Your goal =
Reproduce every one of the following lines verbatim, with no changes.

Excerpt from a data file =
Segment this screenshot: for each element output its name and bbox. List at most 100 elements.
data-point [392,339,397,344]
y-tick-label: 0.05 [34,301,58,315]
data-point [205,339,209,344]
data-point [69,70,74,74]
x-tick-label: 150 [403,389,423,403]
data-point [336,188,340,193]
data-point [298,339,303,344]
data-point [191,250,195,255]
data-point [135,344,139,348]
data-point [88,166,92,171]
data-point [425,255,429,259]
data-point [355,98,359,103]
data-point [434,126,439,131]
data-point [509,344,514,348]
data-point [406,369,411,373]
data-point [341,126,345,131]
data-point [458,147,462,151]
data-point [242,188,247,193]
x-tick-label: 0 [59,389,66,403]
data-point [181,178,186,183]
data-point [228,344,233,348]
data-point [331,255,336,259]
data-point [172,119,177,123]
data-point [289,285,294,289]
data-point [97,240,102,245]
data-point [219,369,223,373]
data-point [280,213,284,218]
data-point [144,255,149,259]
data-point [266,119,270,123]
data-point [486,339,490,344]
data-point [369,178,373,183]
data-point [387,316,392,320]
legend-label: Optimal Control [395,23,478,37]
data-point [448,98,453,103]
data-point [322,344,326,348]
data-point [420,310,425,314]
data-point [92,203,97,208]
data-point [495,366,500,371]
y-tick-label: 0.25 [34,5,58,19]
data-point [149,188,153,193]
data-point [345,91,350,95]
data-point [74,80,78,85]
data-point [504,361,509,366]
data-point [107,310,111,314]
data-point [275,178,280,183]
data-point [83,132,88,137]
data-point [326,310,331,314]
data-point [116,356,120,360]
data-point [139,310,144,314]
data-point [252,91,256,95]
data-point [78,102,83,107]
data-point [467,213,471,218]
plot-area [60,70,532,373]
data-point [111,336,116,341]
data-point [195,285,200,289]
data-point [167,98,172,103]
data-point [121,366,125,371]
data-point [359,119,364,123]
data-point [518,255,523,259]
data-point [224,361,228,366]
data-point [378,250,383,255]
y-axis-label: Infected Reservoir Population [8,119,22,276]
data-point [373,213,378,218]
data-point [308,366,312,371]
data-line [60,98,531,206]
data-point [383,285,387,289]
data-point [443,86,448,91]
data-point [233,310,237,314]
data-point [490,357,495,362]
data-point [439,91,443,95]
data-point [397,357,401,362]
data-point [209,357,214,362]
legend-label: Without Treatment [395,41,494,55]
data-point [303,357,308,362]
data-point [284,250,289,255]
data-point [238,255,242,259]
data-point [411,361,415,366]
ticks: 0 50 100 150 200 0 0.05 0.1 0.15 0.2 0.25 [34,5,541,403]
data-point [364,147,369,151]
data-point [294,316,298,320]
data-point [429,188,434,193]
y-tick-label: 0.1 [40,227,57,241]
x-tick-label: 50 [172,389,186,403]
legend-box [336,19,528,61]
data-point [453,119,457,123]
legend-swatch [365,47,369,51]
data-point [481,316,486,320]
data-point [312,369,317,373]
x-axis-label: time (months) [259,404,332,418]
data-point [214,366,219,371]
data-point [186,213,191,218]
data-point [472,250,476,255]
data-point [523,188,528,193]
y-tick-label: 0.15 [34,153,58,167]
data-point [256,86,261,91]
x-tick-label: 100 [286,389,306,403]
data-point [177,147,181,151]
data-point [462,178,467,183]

Solution below =
Segment this screenshot: for each element output its name and bbox. List at most 100 elements.
data-point [392,339,397,344]
y-tick-label: 0.05 [34,301,58,315]
data-point [205,339,209,344]
data-point [69,70,74,74]
x-tick-label: 150 [403,389,423,403]
data-point [336,188,340,193]
data-point [298,339,303,344]
data-point [191,250,195,255]
data-point [135,344,139,348]
data-point [88,166,92,171]
data-point [425,255,429,259]
data-point [355,98,359,103]
data-point [434,126,439,131]
data-point [509,344,514,348]
data-point [406,369,411,373]
data-point [341,126,345,131]
data-point [458,147,462,151]
data-point [242,188,247,193]
x-tick-label: 0 [59,389,66,403]
data-point [181,178,186,183]
data-point [228,344,233,348]
data-point [331,255,336,259]
data-point [172,119,177,123]
data-point [289,285,294,289]
data-point [97,240,102,245]
data-point [219,369,223,373]
data-point [280,213,284,218]
data-point [144,255,149,259]
data-point [266,119,270,123]
data-point [486,339,490,344]
data-point [369,178,373,183]
data-point [387,316,392,320]
legend-label: Optimal Control [395,23,478,37]
data-point [448,98,453,103]
data-point [322,344,326,348]
data-point [420,310,425,314]
data-point [92,203,97,208]
data-point [495,366,500,371]
y-tick-label: 0.25 [34,5,58,19]
data-point [149,188,153,193]
data-point [345,91,350,95]
data-point [74,80,78,85]
data-point [504,361,509,366]
data-point [107,310,111,314]
data-point [275,178,280,183]
data-point [83,132,88,137]
data-point [326,310,331,314]
data-point [116,356,120,360]
data-point [139,310,144,314]
data-point [252,91,256,95]
data-point [78,102,83,107]
data-point [467,213,471,218]
plot-area [60,70,532,373]
data-point [111,336,116,341]
data-point [195,285,200,289]
data-point [167,98,172,103]
data-point [121,366,125,371]
data-point [359,119,364,123]
data-point [518,255,523,259]
data-point [224,361,228,366]
data-point [378,250,383,255]
y-axis-label: Infected Reservoir Population [8,119,22,276]
data-point [373,213,378,218]
data-point [308,366,312,371]
data-line [60,98,531,206]
data-point [383,285,387,289]
data-point [443,86,448,91]
data-point [233,310,237,314]
data-point [490,357,495,362]
data-point [439,91,443,95]
data-point [397,357,401,362]
data-point [209,357,214,362]
legend-label: Without Treatment [395,41,494,55]
data-point [303,357,308,362]
data-point [284,250,289,255]
data-point [238,255,242,259]
data-point [411,361,415,366]
ticks: 0 50 100 150 200 0 0.05 0.1 0.15 0.2 0.25 [34,5,541,403]
data-point [364,147,369,151]
data-point [294,316,298,320]
data-point [429,188,434,193]
y-tick-label: 0.1 [40,227,57,241]
x-tick-label: 50 [172,389,186,403]
legend-box [336,19,528,61]
data-point [453,119,457,123]
legend-swatch [365,47,369,51]
data-point [481,316,486,320]
data-point [312,369,317,373]
x-axis-label: time (months) [259,404,332,418]
data-point [214,366,219,371]
data-point [186,213,191,218]
data-point [472,250,476,255]
data-point [523,188,528,193]
y-tick-label: 0.15 [34,153,58,167]
data-point [256,86,261,91]
x-tick-label: 100 [286,389,306,403]
data-point [177,147,181,151]
data-point [462,178,467,183]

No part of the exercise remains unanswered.